Stated goal:
Count how many lines contain the word "true". Please give only the number.

Material for the task:
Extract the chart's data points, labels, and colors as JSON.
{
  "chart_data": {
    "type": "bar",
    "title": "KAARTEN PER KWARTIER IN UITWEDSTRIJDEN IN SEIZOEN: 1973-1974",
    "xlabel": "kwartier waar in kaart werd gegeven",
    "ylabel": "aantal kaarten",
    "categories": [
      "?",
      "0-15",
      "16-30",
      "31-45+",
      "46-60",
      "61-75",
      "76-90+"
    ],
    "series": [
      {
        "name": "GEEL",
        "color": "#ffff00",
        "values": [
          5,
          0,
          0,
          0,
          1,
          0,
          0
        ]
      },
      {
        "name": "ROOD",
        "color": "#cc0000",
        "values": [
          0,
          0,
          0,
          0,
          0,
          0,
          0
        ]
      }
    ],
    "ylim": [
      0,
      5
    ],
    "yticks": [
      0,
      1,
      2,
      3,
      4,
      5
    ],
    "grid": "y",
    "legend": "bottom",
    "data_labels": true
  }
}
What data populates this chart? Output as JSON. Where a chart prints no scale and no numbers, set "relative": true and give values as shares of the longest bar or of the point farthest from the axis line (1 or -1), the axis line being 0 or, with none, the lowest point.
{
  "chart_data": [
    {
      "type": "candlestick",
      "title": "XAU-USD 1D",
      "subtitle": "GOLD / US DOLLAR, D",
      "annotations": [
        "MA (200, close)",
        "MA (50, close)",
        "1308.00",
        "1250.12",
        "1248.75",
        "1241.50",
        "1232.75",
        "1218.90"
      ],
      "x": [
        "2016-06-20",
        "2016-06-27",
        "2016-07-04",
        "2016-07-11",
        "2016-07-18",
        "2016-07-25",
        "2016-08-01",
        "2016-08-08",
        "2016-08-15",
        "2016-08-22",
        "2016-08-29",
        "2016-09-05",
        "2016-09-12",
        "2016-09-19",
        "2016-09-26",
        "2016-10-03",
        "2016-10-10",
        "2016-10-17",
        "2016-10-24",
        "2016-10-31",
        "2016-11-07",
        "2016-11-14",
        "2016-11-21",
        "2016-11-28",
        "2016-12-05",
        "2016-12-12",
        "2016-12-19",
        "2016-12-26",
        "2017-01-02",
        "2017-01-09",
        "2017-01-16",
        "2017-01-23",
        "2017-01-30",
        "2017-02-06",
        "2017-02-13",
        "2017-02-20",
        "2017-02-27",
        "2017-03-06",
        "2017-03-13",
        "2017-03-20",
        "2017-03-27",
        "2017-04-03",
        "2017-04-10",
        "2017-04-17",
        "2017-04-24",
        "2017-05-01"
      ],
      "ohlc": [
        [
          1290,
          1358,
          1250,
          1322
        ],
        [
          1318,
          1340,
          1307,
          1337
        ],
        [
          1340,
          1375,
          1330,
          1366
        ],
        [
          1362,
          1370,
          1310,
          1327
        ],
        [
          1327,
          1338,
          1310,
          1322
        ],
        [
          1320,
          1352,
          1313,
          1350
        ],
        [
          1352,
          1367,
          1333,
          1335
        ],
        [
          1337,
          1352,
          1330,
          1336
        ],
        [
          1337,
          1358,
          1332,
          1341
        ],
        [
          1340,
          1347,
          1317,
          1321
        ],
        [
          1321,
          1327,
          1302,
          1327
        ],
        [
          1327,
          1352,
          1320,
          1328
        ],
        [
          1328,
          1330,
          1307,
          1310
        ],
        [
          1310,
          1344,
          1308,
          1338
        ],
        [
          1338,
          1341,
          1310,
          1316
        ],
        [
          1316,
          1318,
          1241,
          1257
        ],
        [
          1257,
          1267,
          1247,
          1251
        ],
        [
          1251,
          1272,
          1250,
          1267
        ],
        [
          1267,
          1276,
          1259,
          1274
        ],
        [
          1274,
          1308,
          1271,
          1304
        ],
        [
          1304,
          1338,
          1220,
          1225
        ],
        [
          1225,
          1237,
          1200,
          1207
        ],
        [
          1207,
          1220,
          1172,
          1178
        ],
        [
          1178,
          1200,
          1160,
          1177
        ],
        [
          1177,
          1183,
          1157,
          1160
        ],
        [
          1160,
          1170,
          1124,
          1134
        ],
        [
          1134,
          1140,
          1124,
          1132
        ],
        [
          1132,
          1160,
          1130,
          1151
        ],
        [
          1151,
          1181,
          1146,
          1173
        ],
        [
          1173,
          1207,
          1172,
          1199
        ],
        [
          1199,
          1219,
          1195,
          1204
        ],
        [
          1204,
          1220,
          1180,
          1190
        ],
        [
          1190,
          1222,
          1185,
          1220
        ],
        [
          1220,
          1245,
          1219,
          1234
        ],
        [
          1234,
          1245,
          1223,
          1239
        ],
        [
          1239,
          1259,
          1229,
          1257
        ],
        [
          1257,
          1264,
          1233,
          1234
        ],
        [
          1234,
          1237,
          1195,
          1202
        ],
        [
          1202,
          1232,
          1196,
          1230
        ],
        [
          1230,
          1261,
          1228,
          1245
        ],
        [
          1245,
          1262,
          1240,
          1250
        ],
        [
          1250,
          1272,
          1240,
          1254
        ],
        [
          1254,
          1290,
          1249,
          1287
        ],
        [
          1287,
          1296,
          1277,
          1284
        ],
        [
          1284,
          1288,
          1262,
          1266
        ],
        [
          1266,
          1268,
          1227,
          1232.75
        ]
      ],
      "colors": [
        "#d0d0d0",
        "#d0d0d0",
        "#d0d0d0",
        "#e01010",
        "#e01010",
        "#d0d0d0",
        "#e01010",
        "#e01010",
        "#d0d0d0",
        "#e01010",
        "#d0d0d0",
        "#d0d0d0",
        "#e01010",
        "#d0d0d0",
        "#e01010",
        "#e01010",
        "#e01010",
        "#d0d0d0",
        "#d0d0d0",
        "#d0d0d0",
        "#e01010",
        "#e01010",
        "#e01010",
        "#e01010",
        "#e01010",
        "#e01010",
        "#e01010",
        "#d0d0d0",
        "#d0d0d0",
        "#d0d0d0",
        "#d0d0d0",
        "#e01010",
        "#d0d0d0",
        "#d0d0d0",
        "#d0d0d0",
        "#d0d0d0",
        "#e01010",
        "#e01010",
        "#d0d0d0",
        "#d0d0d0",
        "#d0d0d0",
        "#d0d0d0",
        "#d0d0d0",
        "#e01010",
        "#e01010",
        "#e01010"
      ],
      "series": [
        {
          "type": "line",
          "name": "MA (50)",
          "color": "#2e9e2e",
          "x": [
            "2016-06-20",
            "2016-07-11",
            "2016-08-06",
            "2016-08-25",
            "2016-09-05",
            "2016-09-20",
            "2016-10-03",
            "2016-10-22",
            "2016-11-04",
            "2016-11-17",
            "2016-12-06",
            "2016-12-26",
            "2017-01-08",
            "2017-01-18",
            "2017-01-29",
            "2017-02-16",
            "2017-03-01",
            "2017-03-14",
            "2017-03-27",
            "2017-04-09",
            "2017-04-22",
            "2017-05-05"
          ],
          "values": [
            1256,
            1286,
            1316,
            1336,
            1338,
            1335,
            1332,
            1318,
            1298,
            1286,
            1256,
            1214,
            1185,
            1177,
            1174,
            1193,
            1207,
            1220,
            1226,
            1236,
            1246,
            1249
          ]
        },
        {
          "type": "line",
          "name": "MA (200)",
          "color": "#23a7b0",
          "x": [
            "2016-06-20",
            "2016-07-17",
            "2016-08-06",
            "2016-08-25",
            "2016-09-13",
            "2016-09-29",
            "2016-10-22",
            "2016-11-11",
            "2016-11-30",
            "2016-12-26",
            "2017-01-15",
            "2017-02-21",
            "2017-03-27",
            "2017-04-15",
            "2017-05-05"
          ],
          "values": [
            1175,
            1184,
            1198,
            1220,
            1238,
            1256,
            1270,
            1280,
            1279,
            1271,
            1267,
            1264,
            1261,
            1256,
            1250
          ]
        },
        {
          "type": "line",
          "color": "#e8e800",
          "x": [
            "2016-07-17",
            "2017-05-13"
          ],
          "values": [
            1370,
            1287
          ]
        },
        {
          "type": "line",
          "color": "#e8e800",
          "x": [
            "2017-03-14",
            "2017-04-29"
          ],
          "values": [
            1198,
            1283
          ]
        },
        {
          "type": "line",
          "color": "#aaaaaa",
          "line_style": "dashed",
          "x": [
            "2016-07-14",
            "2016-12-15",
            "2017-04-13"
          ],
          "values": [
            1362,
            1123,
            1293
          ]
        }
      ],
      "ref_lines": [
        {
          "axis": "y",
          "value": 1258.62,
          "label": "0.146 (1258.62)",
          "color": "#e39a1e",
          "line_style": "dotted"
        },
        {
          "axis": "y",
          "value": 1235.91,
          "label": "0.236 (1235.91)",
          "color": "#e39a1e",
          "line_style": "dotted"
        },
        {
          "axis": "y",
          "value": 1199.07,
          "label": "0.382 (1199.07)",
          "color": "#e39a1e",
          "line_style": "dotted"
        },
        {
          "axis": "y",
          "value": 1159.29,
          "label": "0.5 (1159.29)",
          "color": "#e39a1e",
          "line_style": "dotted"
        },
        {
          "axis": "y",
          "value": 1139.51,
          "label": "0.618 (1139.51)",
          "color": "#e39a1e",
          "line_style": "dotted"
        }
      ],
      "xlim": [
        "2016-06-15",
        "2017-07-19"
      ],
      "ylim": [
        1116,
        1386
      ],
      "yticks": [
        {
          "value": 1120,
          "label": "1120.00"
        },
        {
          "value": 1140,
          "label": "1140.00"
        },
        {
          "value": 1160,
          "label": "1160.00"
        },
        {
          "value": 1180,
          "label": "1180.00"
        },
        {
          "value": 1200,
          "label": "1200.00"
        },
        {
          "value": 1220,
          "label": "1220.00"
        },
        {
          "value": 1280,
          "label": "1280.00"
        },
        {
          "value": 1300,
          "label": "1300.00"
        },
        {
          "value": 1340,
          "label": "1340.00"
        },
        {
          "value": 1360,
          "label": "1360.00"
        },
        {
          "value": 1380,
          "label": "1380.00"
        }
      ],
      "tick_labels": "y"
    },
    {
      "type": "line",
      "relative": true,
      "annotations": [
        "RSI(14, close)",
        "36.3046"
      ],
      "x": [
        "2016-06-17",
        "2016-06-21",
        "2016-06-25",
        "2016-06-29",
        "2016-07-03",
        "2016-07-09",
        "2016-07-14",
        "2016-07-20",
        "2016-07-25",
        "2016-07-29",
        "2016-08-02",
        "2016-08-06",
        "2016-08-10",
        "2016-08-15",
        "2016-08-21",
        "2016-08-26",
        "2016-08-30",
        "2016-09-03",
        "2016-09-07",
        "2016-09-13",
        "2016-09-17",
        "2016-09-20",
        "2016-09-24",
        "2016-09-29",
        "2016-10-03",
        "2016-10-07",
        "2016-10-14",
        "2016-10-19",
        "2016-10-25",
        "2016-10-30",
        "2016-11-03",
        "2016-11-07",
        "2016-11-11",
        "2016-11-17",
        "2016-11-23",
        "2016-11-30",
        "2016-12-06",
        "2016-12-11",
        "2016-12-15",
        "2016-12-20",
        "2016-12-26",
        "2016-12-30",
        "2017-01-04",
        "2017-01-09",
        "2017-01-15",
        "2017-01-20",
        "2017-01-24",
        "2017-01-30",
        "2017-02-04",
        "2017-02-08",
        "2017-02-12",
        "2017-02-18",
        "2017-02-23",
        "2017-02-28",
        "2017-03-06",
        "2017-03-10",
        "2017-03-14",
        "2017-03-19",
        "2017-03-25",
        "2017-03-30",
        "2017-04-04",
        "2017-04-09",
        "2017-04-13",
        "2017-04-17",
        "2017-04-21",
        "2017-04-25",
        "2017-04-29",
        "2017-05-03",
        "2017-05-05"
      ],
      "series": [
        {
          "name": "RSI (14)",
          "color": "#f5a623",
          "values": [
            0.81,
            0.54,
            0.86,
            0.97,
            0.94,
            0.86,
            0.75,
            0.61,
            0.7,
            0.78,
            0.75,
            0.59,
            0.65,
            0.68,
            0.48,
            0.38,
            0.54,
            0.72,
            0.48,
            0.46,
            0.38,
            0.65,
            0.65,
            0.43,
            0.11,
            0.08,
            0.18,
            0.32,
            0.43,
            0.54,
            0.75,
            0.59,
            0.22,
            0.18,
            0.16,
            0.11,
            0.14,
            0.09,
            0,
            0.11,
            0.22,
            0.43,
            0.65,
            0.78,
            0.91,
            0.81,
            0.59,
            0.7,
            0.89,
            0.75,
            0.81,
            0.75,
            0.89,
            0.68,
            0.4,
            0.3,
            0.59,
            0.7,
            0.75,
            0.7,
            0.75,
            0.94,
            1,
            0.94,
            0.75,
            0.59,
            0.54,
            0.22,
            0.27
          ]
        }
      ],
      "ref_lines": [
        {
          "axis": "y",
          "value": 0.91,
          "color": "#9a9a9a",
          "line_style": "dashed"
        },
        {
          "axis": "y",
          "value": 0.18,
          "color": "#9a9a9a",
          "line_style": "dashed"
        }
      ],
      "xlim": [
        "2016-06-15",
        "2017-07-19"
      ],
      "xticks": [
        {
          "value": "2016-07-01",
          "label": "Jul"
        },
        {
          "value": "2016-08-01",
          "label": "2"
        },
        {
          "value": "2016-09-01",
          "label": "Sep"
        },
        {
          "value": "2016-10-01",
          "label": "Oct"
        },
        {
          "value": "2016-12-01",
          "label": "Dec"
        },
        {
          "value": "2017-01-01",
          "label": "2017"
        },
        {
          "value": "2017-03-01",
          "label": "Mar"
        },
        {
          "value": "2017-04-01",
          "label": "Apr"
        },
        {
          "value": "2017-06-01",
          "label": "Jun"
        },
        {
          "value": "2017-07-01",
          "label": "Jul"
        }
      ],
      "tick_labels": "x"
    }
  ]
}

The completed task:
3